:: WHAT THIS TASK INVOLVES ::
Find how many lines in the material hold the word "frac", then state that number and nothing more.

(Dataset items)
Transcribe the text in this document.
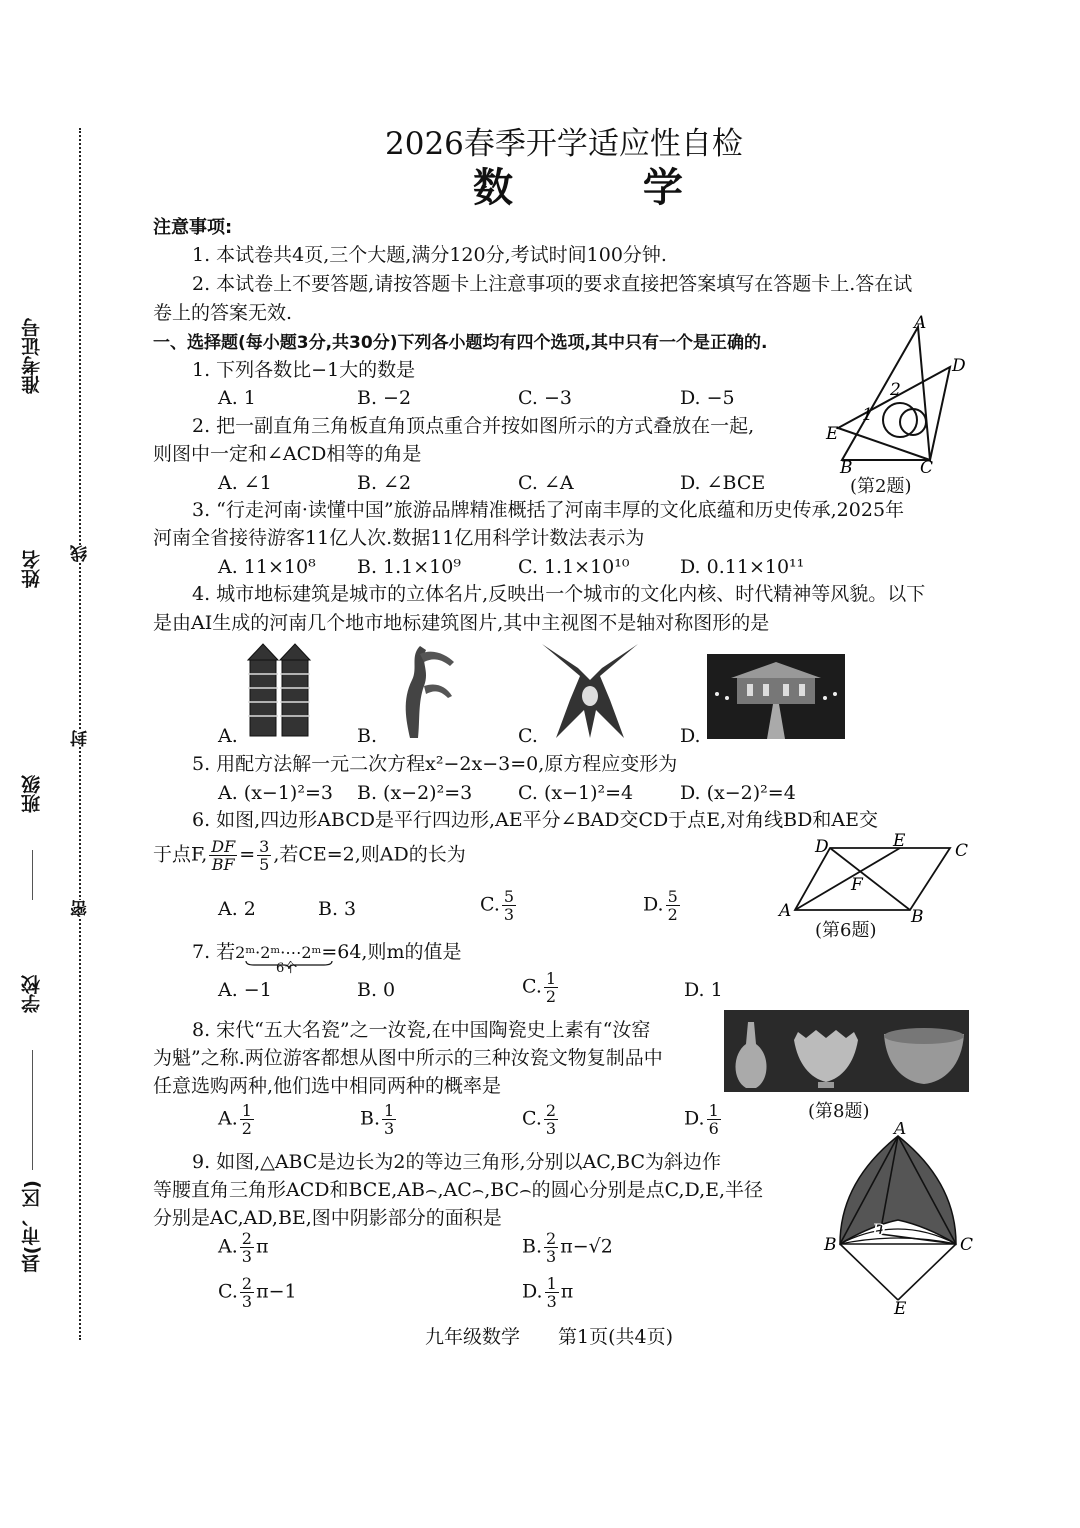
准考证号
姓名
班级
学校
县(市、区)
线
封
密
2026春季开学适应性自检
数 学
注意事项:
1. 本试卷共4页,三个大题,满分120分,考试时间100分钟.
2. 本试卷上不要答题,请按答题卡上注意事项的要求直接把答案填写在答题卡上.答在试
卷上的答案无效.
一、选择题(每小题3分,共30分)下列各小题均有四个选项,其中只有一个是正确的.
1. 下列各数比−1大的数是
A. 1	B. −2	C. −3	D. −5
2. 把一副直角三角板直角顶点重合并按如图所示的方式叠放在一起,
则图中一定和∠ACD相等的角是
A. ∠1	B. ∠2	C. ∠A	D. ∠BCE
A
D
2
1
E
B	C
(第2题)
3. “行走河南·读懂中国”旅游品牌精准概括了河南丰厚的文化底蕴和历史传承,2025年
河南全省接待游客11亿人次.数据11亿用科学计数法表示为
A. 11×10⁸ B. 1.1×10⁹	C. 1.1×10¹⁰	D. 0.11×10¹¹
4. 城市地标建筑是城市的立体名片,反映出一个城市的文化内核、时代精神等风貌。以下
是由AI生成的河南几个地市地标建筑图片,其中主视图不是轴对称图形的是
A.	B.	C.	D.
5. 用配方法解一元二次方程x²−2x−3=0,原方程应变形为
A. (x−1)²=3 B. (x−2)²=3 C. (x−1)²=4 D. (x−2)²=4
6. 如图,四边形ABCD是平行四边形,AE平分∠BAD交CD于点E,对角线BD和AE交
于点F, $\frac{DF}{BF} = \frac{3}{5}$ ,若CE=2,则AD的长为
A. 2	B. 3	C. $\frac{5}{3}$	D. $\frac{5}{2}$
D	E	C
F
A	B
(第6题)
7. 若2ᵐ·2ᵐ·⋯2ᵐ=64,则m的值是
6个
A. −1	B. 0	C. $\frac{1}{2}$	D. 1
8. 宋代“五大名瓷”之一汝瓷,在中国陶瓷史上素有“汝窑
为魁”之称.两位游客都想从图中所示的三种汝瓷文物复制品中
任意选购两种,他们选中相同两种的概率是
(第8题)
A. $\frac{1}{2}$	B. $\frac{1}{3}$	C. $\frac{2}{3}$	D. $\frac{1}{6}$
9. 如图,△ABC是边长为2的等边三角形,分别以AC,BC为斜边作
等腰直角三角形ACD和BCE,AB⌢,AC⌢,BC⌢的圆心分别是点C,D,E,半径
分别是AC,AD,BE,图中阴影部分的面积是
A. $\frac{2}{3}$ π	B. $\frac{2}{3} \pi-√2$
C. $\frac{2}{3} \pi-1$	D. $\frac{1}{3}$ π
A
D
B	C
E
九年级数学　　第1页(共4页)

:: EXPECTED ANSWER ::
6